→ GIVEN TASK
Search the material below for the string "bepaalde" and list each line that holds it.

→ STORED ROWS
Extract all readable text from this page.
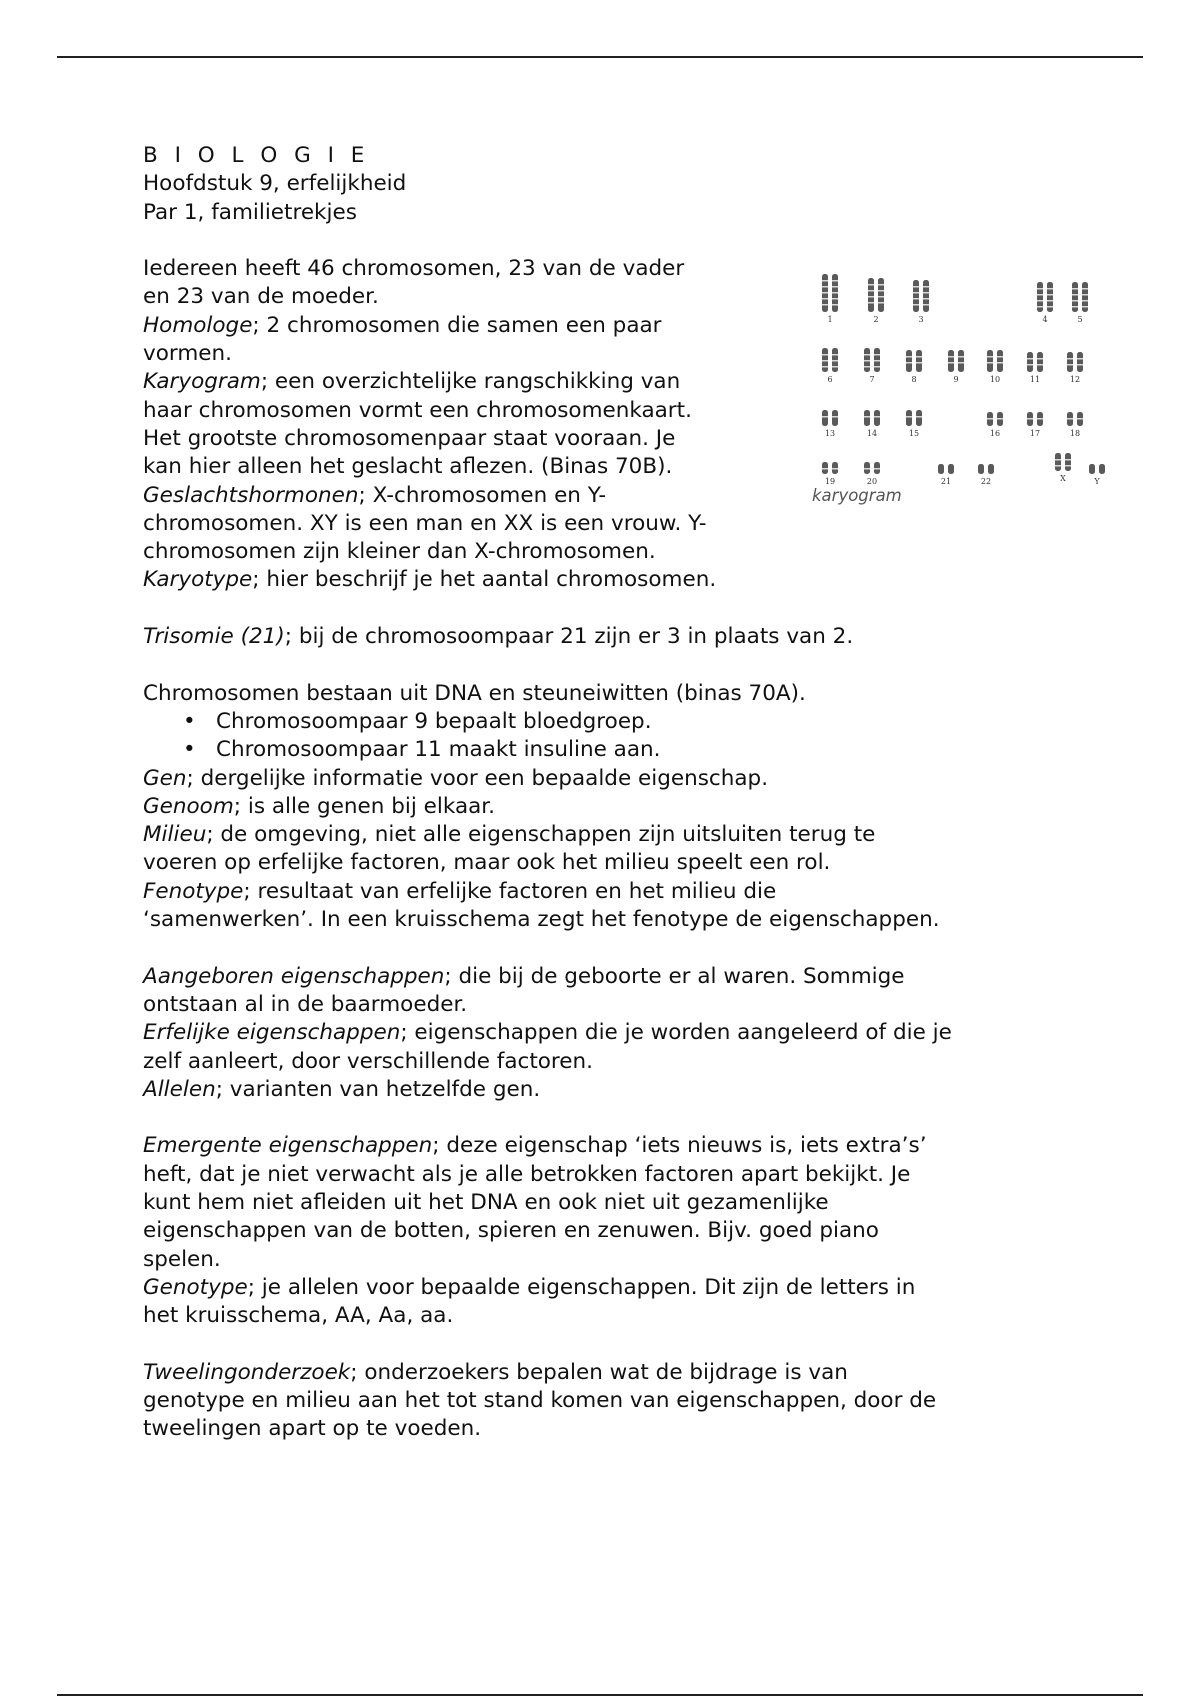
B I O L O G I E
Hoofdstuk 9, erfelijkheid
Par 1, familietrekjes
Iedereen heeft 46 chromosomen, 23 van de vader
en 23 van de moeder.
Homologe; 2 chromosomen die samen een paar
vormen.
Karyogram; een overzichtelijke rangschikking van
haar chromosomen vormt een chromosomenkaart.
Het grootste chromosomenpaar staat vooraan. Je
kan hier alleen het geslacht aflezen. (Binas 70B).
Geslachtshormonen; X-chromosomen en Y-
chromosomen. XY is een man en XX is een vrouw. Y-
chromosomen zijn kleiner dan X-chromosomen.
Karyotype; hier beschrijf je het aantal chromosomen.
Trisomie (21); bij de chromosoompaar 21 zijn er 3 in plaats van 2.
Chromosomen bestaan uit DNA en steuneiwitten (binas 70A).
• Chromosoompaar 9 bepaalt bloedgroep.
• Chromosoompaar 11 maakt insuline aan.
Gen; dergelijke informatie voor een bepaalde eigenschap.
Genoom; is alle genen bij elkaar.
Milieu; de omgeving, niet alle eigenschappen zijn uitsluiten terug te
voeren op erfelijke factoren, maar ook het milieu speelt een rol.
Fenotype; resultaat van erfelijke factoren en het milieu die
‘samenwerken’. In een kruisschema zegt het fenotype de eigenschappen.
Aangeboren eigenschappen; die bij de geboorte er al waren. Sommige
ontstaan al in de baarmoeder.
Erfelijke eigenschappen; eigenschappen die je worden aangeleerd of die je
zelf aanleert, door verschillende factoren.
Allelen; varianten van hetzelfde gen.
Emergente eigenschappen; deze eigenschap ‘iets nieuws is, iets extra’s’
heft, dat je niet verwacht als je alle betrokken factoren apart bekijkt. Je
kunt hem niet afleiden uit het DNA en ook niet uit gezamenlijke
eigenschappen van de botten, spieren en zenuwen. Bijv. goed piano
spelen.
Genotype; je allelen voor bepaalde eigenschappen. Dit zijn de letters in
het kruisschema, AA, Aa, aa.
Tweelingonderzoek; onderzoekers bepalen wat de bijdrage is van
genotype en milieu aan het tot stand komen van eigenschappen, door de
tweelingen apart op te voeden.
1	2	3	4	5
6	7	8	9	10	11	12
13	14	15	16	17	18
19	20	21	22	X	Y
karyogram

→ PROBLEM SOLUTION
Gen; dergelijke informatie voor een bepaalde eigenschap.
Genotype; je allelen voor bepaalde eigenschappen. Dit zijn de letters in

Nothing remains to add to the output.